WRITTEN TASK »
Quote the whole listing exactly. Leave the pictures out of your copy.

RECORDED INFORMATION »
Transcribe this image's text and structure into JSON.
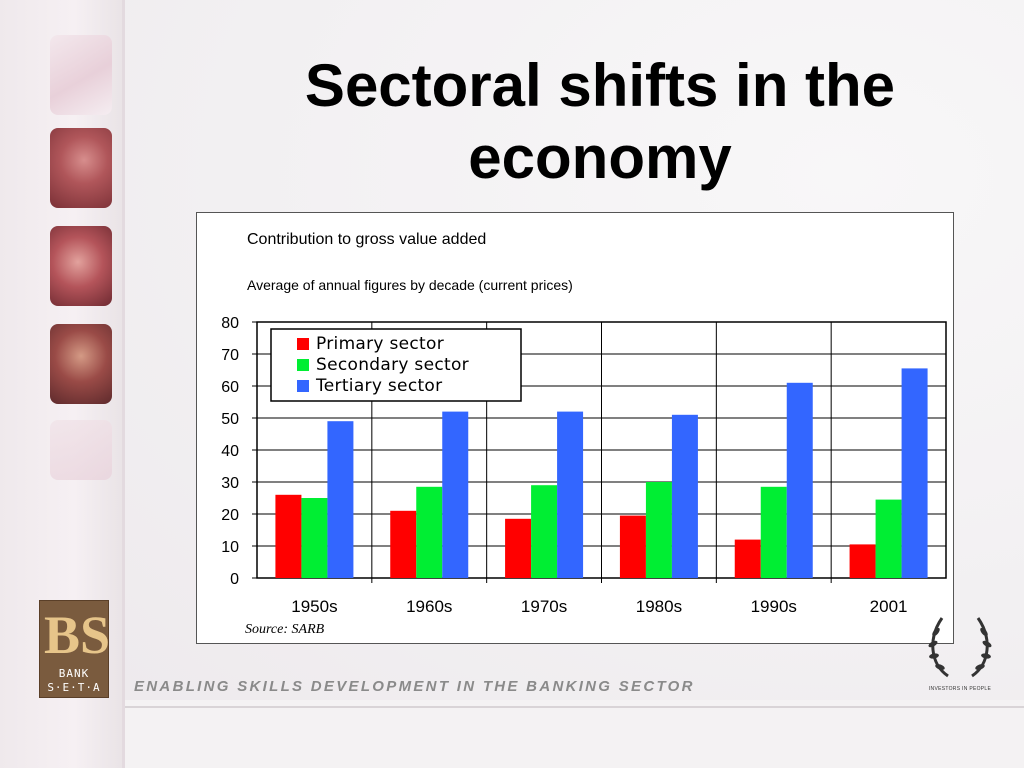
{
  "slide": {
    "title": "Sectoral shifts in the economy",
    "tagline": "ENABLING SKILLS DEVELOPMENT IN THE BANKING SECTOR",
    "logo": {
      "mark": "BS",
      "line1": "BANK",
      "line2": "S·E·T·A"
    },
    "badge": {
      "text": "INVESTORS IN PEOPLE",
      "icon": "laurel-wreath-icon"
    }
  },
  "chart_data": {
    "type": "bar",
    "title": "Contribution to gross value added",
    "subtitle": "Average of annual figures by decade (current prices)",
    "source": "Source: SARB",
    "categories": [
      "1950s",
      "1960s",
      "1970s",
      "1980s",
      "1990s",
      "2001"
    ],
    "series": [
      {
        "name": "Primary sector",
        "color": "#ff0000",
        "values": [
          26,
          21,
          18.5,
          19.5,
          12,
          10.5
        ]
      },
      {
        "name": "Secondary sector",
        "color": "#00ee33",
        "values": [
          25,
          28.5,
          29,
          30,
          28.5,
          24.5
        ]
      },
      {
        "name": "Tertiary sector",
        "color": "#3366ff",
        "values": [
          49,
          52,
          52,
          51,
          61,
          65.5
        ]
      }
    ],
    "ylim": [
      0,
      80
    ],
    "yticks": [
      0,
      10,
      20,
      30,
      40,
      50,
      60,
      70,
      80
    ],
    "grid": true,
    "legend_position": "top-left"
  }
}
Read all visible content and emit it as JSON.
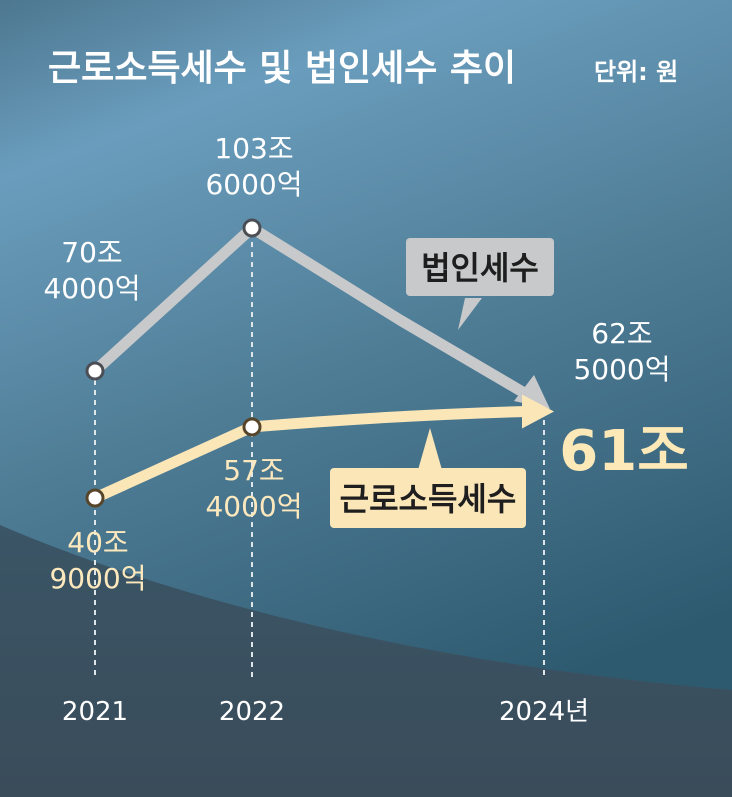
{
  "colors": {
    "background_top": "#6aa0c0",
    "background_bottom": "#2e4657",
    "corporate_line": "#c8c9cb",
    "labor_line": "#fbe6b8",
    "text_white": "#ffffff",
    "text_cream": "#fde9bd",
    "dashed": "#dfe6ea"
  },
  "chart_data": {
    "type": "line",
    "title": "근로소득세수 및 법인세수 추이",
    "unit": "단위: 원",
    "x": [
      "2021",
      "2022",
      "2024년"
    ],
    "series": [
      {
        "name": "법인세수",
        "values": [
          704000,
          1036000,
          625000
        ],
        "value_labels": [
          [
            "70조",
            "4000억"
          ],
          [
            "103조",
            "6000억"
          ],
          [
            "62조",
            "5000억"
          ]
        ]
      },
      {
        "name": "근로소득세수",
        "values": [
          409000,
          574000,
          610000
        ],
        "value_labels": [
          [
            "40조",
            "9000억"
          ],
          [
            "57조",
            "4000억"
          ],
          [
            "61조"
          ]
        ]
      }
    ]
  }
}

EXERCISE ANSWER »
Transcribe this image's text and structure into JSON.
{
  "slide": {
    "title": "Sectoral shifts in the economy",
    "tagline": "ENABLING SKILLS DEVELOPMENT IN THE BANKING SECTOR",
    "logo": {
      "mark": "BS",
      "line1": "BANK",
      "line2": "S·E·T·A"
    },
    "badge": {
      "text": "INVESTORS IN PEOPLE",
      "icon": "laurel-wreath-icon"
    }
  },
  "chart_data": {
    "type": "bar",
    "title": "Contribution to gross value added",
    "subtitle": "Average of annual figures by decade (current prices)",
    "source": "Source: SARB",
    "categories": [
      "1950s",
      "1960s",
      "1970s",
      "1980s",
      "1990s",
      "2001"
    ],
    "series": [
      {
        "name": "Primary sector",
        "color": "#ff0000",
        "values": [
          26,
          21,
          18.5,
          19.5,
          12,
          10.5
        ]
      },
      {
        "name": "Secondary sector",
        "color": "#00ee33",
        "values": [
          25,
          28.5,
          29,
          30,
          28.5,
          24.5
        ]
      },
      {
        "name": "Tertiary sector",
        "color": "#3366ff",
        "values": [
          49,
          52,
          52,
          51,
          61,
          65.5
        ]
      }
    ],
    "ylim": [
      0,
      80
    ],
    "yticks": [
      0,
      10,
      20,
      30,
      40,
      50,
      60,
      70,
      80
    ],
    "grid": true,
    "legend_position": "top-left"
  }
}
Read all visible content and emit it as JSON.
{
  "colors": {
    "background_top": "#6aa0c0",
    "background_bottom": "#2e4657",
    "corporate_line": "#c8c9cb",
    "labor_line": "#fbe6b8",
    "text_white": "#ffffff",
    "text_cream": "#fde9bd",
    "dashed": "#dfe6ea"
  },
  "chart_data": {
    "type": "line",
    "title": "근로소득세수 및 법인세수 추이",
    "unit": "단위: 원",
    "x": [
      "2021",
      "2022",
      "2024년"
    ],
    "series": [
      {
        "name": "법인세수",
        "values": [
          704000,
          1036000,
          625000
        ],
        "value_labels": [
          [
            "70조",
            "4000억"
          ],
          [
            "103조",
            "6000억"
          ],
          [
            "62조",
            "5000억"
          ]
        ]
      },
      {
        "name": "근로소득세수",
        "values": [
          409000,
          574000,
          610000
        ],
        "value_labels": [
          [
            "40조",
            "9000억"
          ],
          [
            "57조",
            "4000억"
          ],
          [
            "61조"
          ]
        ]
      }
    ]
  }
}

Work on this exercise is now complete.